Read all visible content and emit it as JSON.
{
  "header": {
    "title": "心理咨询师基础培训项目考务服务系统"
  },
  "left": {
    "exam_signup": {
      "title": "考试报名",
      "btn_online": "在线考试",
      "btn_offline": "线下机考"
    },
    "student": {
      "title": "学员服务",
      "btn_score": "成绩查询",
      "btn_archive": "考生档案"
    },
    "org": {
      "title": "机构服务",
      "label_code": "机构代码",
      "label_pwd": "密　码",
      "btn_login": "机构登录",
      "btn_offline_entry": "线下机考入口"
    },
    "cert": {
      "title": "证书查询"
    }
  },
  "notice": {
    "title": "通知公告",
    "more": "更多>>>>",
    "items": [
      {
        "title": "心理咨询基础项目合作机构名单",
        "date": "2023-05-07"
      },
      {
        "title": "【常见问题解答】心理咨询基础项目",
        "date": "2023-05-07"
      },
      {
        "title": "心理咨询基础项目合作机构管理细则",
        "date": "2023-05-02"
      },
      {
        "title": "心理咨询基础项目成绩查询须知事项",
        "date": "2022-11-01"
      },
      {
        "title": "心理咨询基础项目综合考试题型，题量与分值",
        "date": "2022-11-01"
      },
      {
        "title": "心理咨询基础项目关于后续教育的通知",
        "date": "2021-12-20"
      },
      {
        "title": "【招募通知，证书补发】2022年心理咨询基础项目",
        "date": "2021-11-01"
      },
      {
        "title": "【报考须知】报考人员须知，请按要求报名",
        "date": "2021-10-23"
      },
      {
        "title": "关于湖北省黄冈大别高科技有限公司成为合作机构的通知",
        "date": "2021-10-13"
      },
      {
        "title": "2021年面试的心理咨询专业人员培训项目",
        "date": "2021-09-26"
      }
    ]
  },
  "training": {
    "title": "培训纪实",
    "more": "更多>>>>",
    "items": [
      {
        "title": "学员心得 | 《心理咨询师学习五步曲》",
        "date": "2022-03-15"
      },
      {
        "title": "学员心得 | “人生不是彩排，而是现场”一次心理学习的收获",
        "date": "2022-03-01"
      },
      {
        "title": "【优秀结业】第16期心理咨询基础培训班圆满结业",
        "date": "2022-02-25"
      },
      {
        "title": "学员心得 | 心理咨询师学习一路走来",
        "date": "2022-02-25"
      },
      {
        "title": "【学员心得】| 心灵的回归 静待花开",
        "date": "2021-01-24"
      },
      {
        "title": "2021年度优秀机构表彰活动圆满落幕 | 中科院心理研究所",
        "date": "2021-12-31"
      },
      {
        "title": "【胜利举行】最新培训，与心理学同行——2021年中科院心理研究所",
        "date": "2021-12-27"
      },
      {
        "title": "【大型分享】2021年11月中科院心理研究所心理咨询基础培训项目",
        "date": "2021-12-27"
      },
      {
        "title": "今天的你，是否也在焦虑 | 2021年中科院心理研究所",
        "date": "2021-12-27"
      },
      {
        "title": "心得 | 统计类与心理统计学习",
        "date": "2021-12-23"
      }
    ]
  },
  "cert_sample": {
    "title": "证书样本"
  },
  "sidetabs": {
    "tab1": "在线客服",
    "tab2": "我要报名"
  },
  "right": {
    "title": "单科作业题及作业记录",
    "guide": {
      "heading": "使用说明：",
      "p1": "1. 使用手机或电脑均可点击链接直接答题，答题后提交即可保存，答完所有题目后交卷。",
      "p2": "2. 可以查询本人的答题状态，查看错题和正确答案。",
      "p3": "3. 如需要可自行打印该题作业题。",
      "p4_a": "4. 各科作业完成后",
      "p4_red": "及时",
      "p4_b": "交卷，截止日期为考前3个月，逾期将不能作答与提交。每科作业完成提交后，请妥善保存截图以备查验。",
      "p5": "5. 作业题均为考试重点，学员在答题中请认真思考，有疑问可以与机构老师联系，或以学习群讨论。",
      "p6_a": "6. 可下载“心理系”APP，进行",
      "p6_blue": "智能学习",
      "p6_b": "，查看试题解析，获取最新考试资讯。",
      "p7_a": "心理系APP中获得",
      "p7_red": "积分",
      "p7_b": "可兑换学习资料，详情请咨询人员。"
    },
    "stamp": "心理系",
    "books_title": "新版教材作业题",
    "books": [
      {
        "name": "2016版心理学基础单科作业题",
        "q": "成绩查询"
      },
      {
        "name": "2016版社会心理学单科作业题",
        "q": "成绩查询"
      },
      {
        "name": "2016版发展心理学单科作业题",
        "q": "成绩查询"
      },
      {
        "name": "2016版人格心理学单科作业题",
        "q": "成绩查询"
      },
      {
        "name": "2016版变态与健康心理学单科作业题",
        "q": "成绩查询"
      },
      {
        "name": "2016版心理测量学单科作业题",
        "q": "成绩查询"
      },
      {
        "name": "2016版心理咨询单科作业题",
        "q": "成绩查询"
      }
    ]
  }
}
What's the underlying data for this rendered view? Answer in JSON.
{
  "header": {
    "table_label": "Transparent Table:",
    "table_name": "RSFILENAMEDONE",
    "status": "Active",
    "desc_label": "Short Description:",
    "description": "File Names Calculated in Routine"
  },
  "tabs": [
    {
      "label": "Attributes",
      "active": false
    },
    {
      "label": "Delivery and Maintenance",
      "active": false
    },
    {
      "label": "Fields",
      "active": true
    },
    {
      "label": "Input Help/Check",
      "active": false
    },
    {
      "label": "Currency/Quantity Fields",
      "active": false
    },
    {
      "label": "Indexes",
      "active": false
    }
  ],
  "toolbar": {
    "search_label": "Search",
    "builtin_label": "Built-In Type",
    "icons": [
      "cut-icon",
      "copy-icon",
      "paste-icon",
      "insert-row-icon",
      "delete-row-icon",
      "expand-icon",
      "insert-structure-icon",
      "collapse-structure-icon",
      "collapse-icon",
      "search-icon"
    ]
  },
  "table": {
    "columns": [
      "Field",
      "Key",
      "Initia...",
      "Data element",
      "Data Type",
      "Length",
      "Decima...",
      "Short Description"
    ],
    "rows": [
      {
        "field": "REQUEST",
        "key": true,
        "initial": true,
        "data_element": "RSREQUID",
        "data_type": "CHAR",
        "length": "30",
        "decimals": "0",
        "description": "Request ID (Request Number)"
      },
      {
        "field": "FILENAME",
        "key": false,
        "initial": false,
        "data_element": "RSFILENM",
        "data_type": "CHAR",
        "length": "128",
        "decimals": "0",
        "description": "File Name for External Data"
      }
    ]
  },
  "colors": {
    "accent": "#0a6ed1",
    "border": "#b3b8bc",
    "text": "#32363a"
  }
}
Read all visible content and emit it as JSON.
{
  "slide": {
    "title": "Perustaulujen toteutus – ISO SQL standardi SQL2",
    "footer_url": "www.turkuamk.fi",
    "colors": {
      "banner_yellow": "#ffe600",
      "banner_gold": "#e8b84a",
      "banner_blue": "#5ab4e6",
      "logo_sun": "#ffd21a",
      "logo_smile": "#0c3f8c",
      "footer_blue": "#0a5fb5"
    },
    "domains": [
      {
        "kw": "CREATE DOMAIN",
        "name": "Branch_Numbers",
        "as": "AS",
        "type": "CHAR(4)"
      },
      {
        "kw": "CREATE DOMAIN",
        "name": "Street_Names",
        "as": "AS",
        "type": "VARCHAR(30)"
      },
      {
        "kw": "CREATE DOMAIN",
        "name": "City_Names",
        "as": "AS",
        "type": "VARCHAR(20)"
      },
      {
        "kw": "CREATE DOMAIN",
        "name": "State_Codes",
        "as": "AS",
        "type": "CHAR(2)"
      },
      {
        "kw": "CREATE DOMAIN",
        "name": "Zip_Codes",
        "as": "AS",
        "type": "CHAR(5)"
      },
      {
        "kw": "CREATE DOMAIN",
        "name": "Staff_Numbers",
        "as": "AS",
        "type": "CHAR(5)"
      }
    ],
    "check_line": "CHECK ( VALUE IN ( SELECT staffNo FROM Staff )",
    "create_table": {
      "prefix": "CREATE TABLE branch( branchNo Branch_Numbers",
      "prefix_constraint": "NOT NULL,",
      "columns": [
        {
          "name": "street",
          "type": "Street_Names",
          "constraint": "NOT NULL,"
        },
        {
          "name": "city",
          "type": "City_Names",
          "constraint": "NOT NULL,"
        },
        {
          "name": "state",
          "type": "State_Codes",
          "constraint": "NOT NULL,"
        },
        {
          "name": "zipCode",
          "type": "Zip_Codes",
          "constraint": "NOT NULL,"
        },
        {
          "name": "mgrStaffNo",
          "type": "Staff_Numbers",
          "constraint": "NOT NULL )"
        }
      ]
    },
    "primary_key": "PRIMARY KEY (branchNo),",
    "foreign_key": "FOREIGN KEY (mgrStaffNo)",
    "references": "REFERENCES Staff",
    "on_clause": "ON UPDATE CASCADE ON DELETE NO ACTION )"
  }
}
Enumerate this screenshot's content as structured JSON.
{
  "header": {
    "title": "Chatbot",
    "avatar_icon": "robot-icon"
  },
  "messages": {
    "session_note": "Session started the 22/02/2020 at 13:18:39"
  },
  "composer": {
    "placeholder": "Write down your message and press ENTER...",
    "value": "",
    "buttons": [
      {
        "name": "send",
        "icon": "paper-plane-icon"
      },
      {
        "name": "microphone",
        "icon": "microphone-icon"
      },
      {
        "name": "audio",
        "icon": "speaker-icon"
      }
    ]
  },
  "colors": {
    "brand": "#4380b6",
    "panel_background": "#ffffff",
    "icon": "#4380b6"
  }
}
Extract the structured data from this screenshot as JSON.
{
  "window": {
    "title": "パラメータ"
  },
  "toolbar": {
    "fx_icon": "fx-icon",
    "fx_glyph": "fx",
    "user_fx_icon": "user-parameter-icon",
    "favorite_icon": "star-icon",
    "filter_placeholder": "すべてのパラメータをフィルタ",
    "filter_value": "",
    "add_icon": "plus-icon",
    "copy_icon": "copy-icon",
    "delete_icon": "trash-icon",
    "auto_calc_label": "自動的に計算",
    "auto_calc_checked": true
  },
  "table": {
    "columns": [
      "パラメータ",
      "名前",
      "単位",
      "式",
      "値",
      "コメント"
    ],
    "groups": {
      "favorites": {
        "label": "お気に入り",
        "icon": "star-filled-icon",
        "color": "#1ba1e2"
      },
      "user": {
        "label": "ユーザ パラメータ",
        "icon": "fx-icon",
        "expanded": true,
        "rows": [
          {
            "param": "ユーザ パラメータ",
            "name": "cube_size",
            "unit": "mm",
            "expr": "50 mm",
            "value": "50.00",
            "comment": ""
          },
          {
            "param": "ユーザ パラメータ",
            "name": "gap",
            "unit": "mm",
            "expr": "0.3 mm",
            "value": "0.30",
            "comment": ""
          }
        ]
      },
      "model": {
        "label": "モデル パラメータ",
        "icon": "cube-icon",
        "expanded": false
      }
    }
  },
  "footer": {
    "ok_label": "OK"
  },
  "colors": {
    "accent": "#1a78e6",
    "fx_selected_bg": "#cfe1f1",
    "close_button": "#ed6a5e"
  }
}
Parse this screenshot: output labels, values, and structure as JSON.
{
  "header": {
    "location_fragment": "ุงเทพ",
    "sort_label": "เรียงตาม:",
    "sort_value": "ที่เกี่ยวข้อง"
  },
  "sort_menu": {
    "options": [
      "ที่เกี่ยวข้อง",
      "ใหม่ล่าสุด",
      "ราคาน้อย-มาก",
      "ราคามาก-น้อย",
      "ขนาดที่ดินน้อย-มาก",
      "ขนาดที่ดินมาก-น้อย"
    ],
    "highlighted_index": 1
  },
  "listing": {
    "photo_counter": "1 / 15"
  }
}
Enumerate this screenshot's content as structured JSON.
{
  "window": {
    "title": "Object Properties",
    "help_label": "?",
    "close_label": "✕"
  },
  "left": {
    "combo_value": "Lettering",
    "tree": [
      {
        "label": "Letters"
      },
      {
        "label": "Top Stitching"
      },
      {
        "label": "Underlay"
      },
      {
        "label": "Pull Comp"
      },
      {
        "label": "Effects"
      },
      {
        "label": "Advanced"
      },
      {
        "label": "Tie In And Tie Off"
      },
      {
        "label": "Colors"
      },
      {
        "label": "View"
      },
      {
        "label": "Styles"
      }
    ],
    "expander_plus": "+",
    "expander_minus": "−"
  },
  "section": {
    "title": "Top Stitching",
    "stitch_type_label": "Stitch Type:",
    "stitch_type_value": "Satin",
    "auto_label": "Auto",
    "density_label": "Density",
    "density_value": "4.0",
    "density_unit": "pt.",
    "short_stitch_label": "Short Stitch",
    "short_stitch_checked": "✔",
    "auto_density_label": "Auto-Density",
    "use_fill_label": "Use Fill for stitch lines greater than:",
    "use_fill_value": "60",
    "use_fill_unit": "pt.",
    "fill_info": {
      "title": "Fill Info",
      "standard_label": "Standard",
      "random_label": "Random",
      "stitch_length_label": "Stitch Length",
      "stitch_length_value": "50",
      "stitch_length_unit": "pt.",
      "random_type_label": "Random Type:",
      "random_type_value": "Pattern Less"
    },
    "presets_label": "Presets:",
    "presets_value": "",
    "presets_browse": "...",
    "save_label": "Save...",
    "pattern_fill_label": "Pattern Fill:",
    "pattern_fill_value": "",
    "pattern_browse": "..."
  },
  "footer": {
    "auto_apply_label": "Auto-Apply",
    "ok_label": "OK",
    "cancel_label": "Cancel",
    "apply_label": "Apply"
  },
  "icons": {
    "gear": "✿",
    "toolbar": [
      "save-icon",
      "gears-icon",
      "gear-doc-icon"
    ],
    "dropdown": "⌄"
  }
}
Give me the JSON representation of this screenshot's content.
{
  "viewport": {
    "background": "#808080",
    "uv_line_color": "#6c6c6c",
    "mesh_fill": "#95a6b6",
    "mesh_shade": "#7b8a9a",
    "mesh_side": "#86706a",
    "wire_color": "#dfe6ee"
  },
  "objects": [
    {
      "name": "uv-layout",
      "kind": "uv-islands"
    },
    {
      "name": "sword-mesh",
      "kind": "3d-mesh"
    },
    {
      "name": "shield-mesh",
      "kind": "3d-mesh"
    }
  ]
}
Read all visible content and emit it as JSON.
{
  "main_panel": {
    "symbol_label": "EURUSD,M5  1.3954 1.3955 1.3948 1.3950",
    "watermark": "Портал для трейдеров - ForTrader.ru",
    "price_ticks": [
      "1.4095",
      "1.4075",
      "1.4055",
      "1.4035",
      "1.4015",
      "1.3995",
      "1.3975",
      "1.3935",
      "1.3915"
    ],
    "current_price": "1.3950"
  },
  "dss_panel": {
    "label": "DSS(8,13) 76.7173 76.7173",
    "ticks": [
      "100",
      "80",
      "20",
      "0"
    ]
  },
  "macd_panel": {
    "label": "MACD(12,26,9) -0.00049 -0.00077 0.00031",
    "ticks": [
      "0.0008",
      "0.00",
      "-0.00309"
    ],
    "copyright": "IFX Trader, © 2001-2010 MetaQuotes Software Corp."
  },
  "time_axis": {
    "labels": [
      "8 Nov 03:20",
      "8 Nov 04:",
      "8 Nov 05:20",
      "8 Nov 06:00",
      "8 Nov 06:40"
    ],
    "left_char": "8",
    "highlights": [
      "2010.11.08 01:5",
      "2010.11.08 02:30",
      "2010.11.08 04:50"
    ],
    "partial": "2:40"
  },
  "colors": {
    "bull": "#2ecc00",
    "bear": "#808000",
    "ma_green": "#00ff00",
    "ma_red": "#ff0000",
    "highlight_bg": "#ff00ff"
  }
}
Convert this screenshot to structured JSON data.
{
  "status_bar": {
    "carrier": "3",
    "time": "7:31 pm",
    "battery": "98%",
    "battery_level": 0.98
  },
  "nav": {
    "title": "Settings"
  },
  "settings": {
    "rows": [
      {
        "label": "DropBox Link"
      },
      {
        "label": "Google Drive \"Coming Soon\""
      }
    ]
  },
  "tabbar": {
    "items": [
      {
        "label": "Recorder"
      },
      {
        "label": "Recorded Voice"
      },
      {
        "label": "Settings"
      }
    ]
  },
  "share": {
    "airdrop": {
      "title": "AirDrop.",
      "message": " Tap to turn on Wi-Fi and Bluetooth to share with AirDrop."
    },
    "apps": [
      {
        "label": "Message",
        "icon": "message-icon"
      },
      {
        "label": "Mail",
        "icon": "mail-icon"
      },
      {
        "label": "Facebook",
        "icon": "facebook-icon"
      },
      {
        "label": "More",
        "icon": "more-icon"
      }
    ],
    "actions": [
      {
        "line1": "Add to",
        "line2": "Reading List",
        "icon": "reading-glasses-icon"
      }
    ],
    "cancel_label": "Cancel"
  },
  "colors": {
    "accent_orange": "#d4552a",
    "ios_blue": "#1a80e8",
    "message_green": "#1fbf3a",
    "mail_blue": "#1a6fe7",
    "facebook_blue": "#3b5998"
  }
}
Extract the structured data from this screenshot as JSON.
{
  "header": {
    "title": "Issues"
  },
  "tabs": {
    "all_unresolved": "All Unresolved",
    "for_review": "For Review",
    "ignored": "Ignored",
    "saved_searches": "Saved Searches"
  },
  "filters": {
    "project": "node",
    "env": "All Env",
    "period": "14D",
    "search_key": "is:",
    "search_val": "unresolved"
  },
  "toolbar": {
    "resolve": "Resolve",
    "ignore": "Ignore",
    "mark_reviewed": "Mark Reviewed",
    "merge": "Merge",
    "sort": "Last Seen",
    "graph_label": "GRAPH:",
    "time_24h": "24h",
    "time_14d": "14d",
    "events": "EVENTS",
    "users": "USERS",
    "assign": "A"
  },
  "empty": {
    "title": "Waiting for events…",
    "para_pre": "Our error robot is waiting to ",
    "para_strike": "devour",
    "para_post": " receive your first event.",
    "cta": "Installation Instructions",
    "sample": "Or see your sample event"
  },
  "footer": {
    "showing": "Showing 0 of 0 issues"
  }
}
• • •
**What needs to be done:** Locate all lines in the listing above with the word "insert" and copy them.

**Solution:**
      "insert-row-icon",
      "insert-structure-icon",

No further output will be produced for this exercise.